▶ _GIVEN INFORMATION_
____________
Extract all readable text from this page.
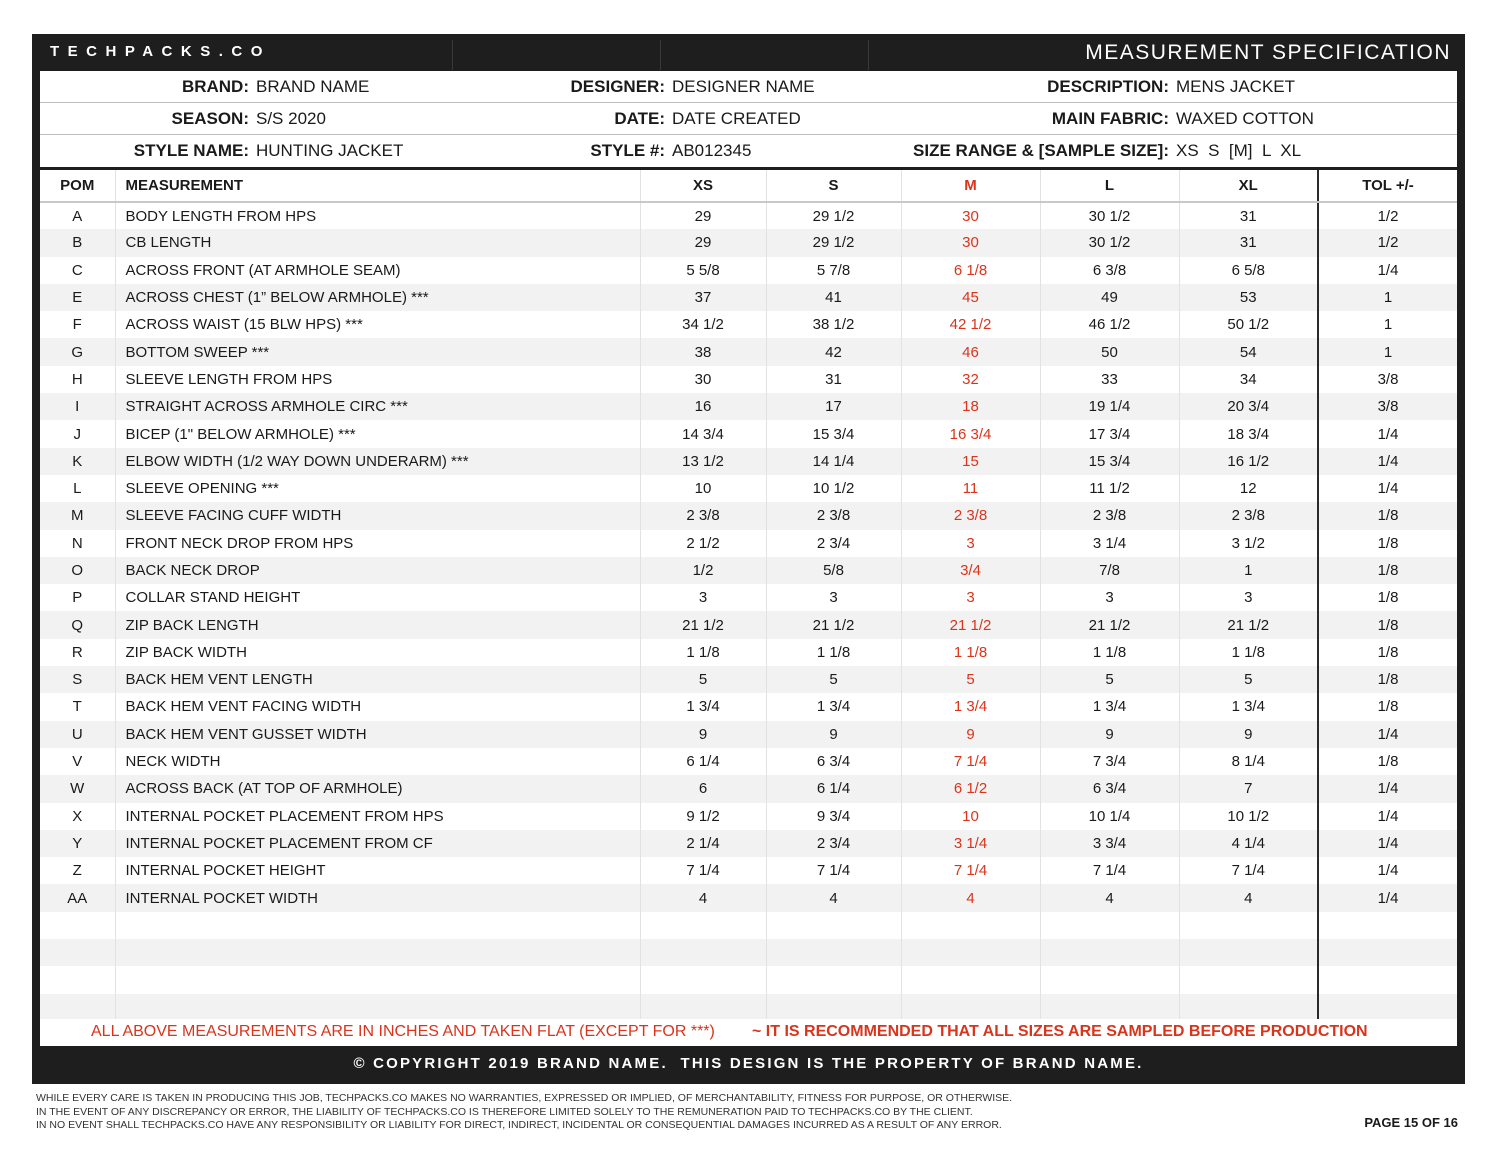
TECHPACKS.CO	MEASUREMENT SPECIFICATION
BRAND: BRAND NAME	DESIGNER: DESIGNER NAME	DESCRIPTION: MENS JACKET
SEASON: S/S 2020	DATE: DATE CREATED	MAIN FABRIC: WAXED COTTON
STYLE NAME: HUNTING JACKET	STYLE #: AB012345	SIZE RANGE & [SAMPLE SIZE]: XS  S  [M]  L  XL
POM	MEASUREMENT	XS	S	M	L	XL	TOL +/-
A	BODY LENGTH FROM HPS	29	29 1/2	30	30 1/2	31	1/2
B	CB LENGTH	29	29 1/2	30	30 1/2	31	1/2
C	ACROSS FRONT (AT ARMHOLE SEAM)	5 5/8	5 7/8	6 1/8	6 3/8	6 5/8	1/4
E	ACROSS CHEST (1” BELOW ARMHOLE) ***	37	41	45	49	53	1
F	ACROSS WAIST (15 BLW HPS) ***	34 1/2	38 1/2	42 1/2	46 1/2	50 1/2	1
G	BOTTOM SWEEP ***	38	42	46	50	54	1
H	SLEEVE LENGTH FROM HPS	30	31	32	33	34	3/8
I	STRAIGHT ACROSS ARMHOLE CIRC ***	16	17	18	19 1/4	20 3/4	3/8
J	BICEP (1" BELOW ARMHOLE) ***	14 3/4	15 3/4	16 3/4	17 3/4	18 3/4	1/4
K	ELBOW WIDTH (1/2 WAY DOWN UNDERARM) ***	13 1/2	14 1/4	15	15 3/4	16 1/2	1/4
L	SLEEVE OPENING ***	10	10 1/2	11	11 1/2	12	1/4
M	SLEEVE FACING CUFF WIDTH	2 3/8	2 3/8	2 3/8	2 3/8	2 3/8	1/8
N	FRONT NECK DROP FROM HPS	2 1/2	2 3/4	3	3 1/4	3 1/2	1/8
O	BACK NECK DROP	1/2	5/8	3/4	7/8	1	1/8
P	COLLAR STAND HEIGHT	3	3	3	3	3	1/8
Q	ZIP BACK LENGTH	21 1/2	21 1/2	21 1/2	21 1/2	21 1/2	1/8
R	ZIP BACK WIDTH	1 1/8	1 1/8	1 1/8	1 1/8	1 1/8	1/8
S	BACK HEM VENT LENGTH	5	5	5	5	5	1/8
T	BACK HEM VENT FACING WIDTH	1 3/4	1 3/4	1 3/4	1 3/4	1 3/4	1/8
U	BACK HEM VENT GUSSET WIDTH	9	9	9	9	9	1/4
V	NECK WIDTH	6 1/4	6 3/4	7 1/4	7 3/4	8 1/4	1/8
W	ACROSS BACK (AT TOP OF ARMHOLE)	6	6 1/4	6 1/2	6 3/4	7	1/4
X	INTERNAL POCKET PLACEMENT FROM HPS	9 1/2	9 3/4	10	10 1/4	10 1/2	1/4
Y	INTERNAL POCKET PLACEMENT FROM CF	2 1/4	2 3/4	3 1/4	3 3/4	4 1/4	1/4
Z	INTERNAL POCKET HEIGHT	7 1/4	7 1/4	7 1/4	7 1/4	7 1/4	1/4
AA	INTERNAL POCKET WIDTH	4	4	4	4	4	1/4

ALL ABOVE MEASUREMENTS ARE IN INCHES AND TAKEN FLAT (EXCEPT FOR ***) ~ IT IS RECOMMENDED THAT ALL SIZES ARE SAMPLED BEFORE PRODUCTION
© COPYRIGHT 2019 BRAND NAME.  THIS DESIGN IS THE PROPERTY OF BRAND NAME.
WHILE EVERY CARE IS TAKEN IN PRODUCING THIS JOB, TECHPACKS.CO MAKES NO WARRANTIES, EXPRESSED OR IMPLIED, OF MERCHANTABILITY, FITNESS FOR PURPOSE, OR OTHERWISE.
IN THE EVENT OF ANY DISCREPANCY OR ERROR, THE LIABILITY OF TECHPACKS.CO IS THEREFORE LIMITED SOLELY TO THE REMUNERATION PAID TO TECHPACKS.CO BY THE CLIENT.
IN NO EVENT SHALL TECHPACKS.CO HAVE ANY RESPONSIBILITY OR LIABILITY FOR DIRECT, INDIRECT, INCIDENTAL OR CONSEQUENTIAL DAMAGES INCURRED AS A RESULT OF ANY ERROR.	PAGE 15 OF 16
____________
▶ _DIRECTION_
Copy every line of the data exactly as written, excluding the pictures.

▶ _REPLY TO THE EXERCISE_
Extract all readable text from this page.
TECHPACKS.CO	MEASUREMENT SPECIFICATION
BRAND: BRAND NAME	DESIGNER: DESIGNER NAME	DESCRIPTION: MENS JACKET
SEASON: S/S 2020	DATE: DATE CREATED	MAIN FABRIC: WAXED COTTON
STYLE NAME: HUNTING JACKET	STYLE #: AB012345	SIZE RANGE & [SAMPLE SIZE]: XS  S  [M]  L  XL
POM	MEASUREMENT	XS	S	M	L	XL	TOL +/-
A	BODY LENGTH FROM HPS	29	29 1/2	30	30 1/2	31	1/2
B	CB LENGTH	29	29 1/2	30	30 1/2	31	1/2
C	ACROSS FRONT (AT ARMHOLE SEAM)	5 5/8	5 7/8	6 1/8	6 3/8	6 5/8	1/4
E	ACROSS CHEST (1” BELOW ARMHOLE) ***	37	41	45	49	53	1
F	ACROSS WAIST (15 BLW HPS) ***	34 1/2	38 1/2	42 1/2	46 1/2	50 1/2	1
G	BOTTOM SWEEP ***	38	42	46	50	54	1
H	SLEEVE LENGTH FROM HPS	30	31	32	33	34	3/8
I	STRAIGHT ACROSS ARMHOLE CIRC ***	16	17	18	19 1/4	20 3/4	3/8
J	BICEP (1" BELOW ARMHOLE) ***	14 3/4	15 3/4	16 3/4	17 3/4	18 3/4	1/4
K	ELBOW WIDTH (1/2 WAY DOWN UNDERARM) ***	13 1/2	14 1/4	15	15 3/4	16 1/2	1/4
L	SLEEVE OPENING ***	10	10 1/2	11	11 1/2	12	1/4
M	SLEEVE FACING CUFF WIDTH	2 3/8	2 3/8	2 3/8	2 3/8	2 3/8	1/8
N	FRONT NECK DROP FROM HPS	2 1/2	2 3/4	3	3 1/4	3 1/2	1/8
O	BACK NECK DROP	1/2	5/8	3/4	7/8	1	1/8
P	COLLAR STAND HEIGHT	3	3	3	3	3	1/8
Q	ZIP BACK LENGTH	21 1/2	21 1/2	21 1/2	21 1/2	21 1/2	1/8
R	ZIP BACK WIDTH	1 1/8	1 1/8	1 1/8	1 1/8	1 1/8	1/8
S	BACK HEM VENT LENGTH	5	5	5	5	5	1/8
T	BACK HEM VENT FACING WIDTH	1 3/4	1 3/4	1 3/4	1 3/4	1 3/4	1/8
U	BACK HEM VENT GUSSET WIDTH	9	9	9	9	9	1/4
V	NECK WIDTH	6 1/4	6 3/4	7 1/4	7 3/4	8 1/4	1/8
W	ACROSS BACK (AT TOP OF ARMHOLE)	6	6 1/4	6 1/2	6 3/4	7	1/4
X	INTERNAL POCKET PLACEMENT FROM HPS	9 1/2	9 3/4	10	10 1/4	10 1/2	1/4
Y	INTERNAL POCKET PLACEMENT FROM CF	2 1/4	2 3/4	3 1/4	3 3/4	4 1/4	1/4
Z	INTERNAL POCKET HEIGHT	7 1/4	7 1/4	7 1/4	7 1/4	7 1/4	1/4
AA	INTERNAL POCKET WIDTH	4	4	4	4	4	1/4

ALL ABOVE MEASUREMENTS ARE IN INCHES AND TAKEN FLAT (EXCEPT FOR ***) ~ IT IS RECOMMENDED THAT ALL SIZES ARE SAMPLED BEFORE PRODUCTION
© COPYRIGHT 2019 BRAND NAME.  THIS DESIGN IS THE PROPERTY OF BRAND NAME.
WHILE EVERY CARE IS TAKEN IN PRODUCING THIS JOB, TECHPACKS.CO MAKES NO WARRANTIES, EXPRESSED OR IMPLIED, OF MERCHANTABILITY, FITNESS FOR PURPOSE, OR OTHERWISE.
IN THE EVENT OF ANY DISCREPANCY OR ERROR, THE LIABILITY OF TECHPACKS.CO IS THEREFORE LIMITED SOLELY TO THE REMUNERATION PAID TO TECHPACKS.CO BY THE CLIENT.
IN NO EVENT SHALL TECHPACKS.CO HAVE ANY RESPONSIBILITY OR LIABILITY FOR DIRECT, INDIRECT, INCIDENTAL OR CONSEQUENTIAL DAMAGES INCURRED AS A RESULT OF ANY ERROR.	PAGE 15 OF 16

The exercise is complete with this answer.